◆ DATA SHOWN:

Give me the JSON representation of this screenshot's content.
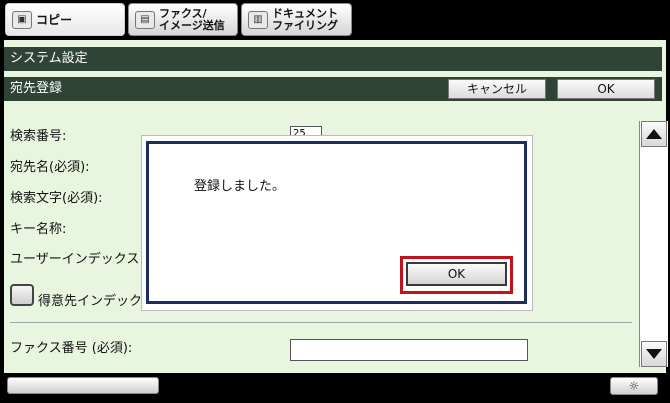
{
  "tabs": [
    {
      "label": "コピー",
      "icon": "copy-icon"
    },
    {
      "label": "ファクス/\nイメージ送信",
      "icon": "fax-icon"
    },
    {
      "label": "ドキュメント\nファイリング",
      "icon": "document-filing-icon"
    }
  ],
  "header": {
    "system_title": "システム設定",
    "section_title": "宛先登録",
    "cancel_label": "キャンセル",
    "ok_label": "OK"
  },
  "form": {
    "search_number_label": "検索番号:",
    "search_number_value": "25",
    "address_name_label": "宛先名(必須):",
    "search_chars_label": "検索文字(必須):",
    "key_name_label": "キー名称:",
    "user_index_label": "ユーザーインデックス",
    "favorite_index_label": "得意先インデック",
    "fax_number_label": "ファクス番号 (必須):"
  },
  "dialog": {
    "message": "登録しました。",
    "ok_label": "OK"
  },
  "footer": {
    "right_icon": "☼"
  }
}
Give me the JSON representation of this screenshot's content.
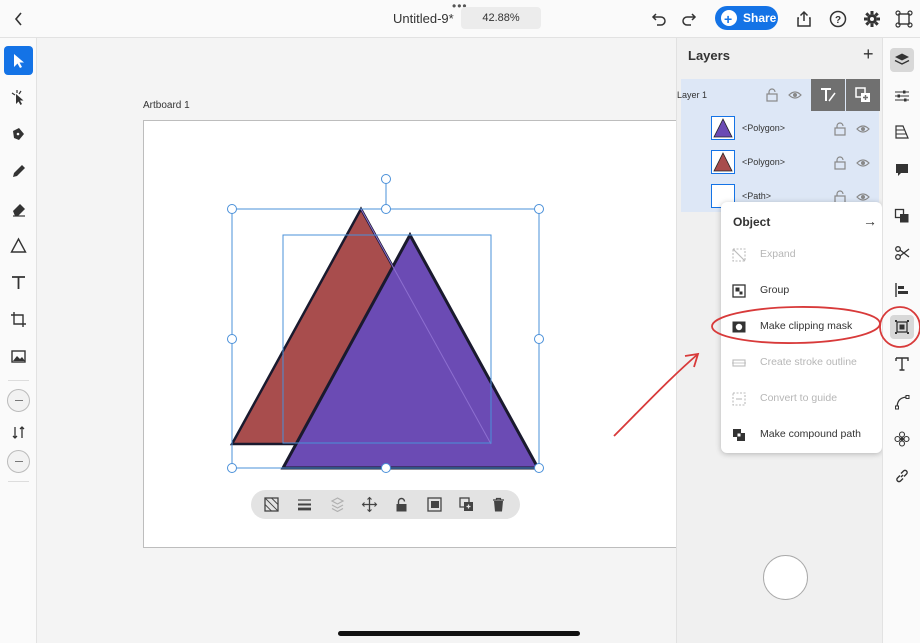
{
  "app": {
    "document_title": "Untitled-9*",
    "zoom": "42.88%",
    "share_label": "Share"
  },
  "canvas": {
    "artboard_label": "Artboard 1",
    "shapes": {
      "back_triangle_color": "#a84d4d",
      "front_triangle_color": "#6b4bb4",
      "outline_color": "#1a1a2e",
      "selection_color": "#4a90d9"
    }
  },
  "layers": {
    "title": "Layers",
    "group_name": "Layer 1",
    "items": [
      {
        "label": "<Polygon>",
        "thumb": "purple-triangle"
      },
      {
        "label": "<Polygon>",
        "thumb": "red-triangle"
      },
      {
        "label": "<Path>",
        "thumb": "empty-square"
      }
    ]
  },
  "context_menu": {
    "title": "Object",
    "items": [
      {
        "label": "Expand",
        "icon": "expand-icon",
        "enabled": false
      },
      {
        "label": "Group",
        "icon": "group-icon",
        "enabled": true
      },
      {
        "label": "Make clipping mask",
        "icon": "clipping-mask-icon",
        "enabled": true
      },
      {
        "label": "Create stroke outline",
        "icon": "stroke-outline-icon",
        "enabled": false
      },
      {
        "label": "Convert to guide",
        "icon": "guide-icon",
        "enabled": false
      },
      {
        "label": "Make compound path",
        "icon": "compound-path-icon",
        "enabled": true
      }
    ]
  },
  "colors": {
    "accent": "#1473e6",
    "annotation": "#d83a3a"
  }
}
==
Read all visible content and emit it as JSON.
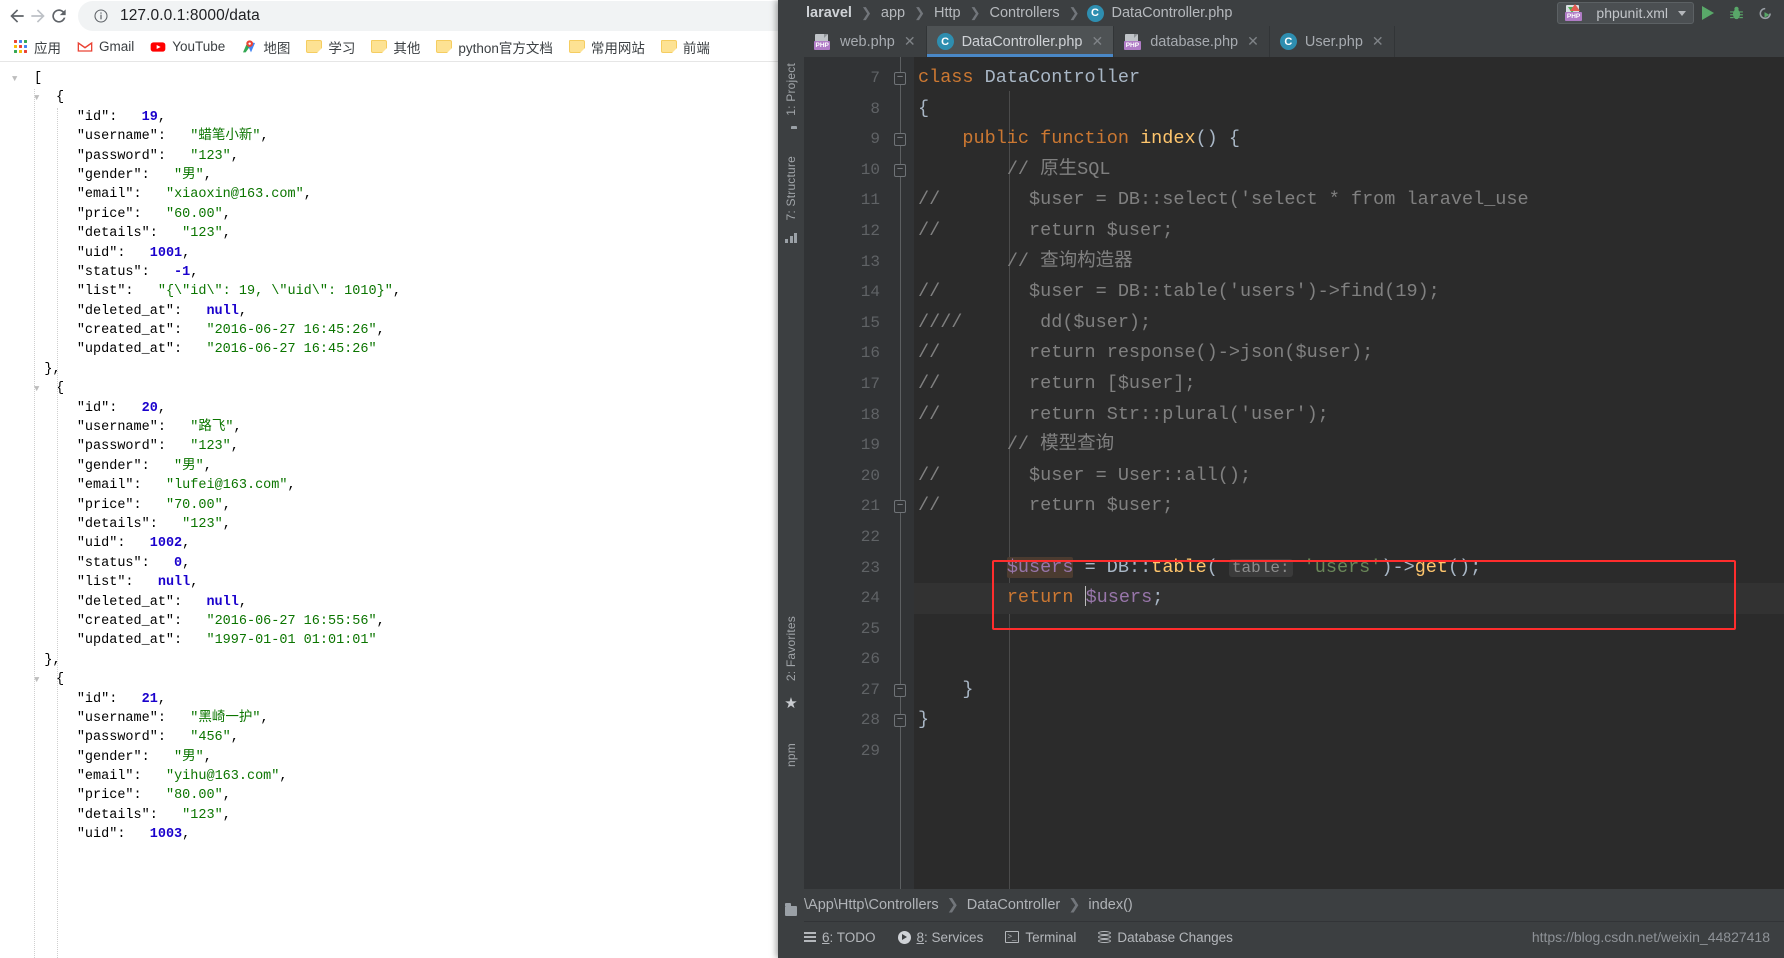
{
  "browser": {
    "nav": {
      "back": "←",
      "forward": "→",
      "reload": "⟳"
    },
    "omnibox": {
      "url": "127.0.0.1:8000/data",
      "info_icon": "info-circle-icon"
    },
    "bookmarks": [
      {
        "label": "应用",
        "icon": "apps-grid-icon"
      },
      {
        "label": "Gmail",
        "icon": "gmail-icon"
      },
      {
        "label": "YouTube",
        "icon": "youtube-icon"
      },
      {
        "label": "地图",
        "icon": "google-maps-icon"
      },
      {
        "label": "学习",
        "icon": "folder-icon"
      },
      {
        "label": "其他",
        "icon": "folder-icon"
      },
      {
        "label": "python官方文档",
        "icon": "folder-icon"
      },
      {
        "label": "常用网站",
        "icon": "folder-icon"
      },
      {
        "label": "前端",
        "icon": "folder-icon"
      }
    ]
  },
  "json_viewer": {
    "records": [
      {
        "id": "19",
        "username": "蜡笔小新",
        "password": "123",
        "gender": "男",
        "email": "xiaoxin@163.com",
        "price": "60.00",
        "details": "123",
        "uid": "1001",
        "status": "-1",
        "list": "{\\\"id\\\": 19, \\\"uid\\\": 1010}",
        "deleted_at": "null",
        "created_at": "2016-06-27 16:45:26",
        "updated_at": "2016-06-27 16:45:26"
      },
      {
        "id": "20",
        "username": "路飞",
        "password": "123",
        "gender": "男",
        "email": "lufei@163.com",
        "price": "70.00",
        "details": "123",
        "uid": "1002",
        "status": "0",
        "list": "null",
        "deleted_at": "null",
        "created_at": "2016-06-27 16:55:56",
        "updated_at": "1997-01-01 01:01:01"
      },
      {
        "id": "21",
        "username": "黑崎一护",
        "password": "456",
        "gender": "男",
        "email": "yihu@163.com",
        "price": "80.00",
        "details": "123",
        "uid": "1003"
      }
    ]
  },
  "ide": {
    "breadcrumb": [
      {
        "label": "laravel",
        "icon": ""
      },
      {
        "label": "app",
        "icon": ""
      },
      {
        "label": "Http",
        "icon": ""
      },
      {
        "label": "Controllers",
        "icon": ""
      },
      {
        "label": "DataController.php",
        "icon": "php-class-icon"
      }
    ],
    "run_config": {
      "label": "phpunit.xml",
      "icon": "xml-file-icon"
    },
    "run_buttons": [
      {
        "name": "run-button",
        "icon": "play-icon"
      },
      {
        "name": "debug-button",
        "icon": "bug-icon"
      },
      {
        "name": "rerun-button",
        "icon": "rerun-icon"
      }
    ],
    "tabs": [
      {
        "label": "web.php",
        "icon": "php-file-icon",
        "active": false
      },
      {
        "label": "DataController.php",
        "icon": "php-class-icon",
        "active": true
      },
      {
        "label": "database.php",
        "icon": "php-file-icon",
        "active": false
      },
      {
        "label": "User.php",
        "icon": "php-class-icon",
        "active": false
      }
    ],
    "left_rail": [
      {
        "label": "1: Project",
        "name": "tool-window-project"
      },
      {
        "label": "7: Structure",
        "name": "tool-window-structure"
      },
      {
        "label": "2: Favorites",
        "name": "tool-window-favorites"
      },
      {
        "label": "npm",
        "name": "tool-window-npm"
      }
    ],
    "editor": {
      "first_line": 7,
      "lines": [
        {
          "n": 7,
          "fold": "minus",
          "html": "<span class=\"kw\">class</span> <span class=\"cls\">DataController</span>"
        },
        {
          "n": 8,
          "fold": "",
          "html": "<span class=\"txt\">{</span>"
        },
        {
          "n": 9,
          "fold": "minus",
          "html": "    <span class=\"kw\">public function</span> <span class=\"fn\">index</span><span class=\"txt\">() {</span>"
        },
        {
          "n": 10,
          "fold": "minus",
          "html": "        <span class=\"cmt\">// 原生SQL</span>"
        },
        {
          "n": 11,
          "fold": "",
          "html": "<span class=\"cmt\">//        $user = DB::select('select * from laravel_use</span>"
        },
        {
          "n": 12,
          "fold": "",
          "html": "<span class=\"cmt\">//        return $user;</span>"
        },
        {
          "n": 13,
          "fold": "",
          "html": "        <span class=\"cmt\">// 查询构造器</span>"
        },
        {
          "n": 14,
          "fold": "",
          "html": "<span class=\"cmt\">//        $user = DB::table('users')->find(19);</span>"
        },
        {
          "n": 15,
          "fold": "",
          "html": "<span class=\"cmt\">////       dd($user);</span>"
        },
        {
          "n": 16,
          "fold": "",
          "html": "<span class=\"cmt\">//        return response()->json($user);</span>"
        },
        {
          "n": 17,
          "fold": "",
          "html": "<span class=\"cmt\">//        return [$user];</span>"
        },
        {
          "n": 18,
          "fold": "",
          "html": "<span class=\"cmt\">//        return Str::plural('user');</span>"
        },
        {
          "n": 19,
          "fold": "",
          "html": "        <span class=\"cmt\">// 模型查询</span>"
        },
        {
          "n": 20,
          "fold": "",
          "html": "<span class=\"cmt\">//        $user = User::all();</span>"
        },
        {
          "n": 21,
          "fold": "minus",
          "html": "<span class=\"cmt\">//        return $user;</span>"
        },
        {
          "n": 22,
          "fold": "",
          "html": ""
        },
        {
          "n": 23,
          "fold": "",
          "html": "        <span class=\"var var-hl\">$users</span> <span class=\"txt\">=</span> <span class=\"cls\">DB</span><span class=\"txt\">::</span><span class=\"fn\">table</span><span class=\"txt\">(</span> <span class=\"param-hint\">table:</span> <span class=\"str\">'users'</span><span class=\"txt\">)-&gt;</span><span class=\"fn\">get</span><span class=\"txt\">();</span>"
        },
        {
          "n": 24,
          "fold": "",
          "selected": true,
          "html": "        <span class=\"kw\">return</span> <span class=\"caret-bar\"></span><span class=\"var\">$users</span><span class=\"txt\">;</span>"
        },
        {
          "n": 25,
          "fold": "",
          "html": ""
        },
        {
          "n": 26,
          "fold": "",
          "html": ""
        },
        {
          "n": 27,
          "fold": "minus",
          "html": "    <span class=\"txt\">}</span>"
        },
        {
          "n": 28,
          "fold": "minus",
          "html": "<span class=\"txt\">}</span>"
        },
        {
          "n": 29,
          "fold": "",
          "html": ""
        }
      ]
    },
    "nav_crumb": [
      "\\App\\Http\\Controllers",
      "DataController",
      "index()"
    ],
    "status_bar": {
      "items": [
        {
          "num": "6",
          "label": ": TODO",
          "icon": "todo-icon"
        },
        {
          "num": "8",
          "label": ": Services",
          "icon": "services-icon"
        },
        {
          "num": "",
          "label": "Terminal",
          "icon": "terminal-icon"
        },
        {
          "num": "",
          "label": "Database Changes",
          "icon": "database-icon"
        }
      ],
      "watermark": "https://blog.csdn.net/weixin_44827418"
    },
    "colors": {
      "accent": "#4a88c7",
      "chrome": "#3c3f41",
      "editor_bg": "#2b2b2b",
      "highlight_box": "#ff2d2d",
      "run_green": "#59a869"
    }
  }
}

◆ JOB:
Work through the records above line by line and count those that hold the string "window". Give only the result.

◆ RESULT:
4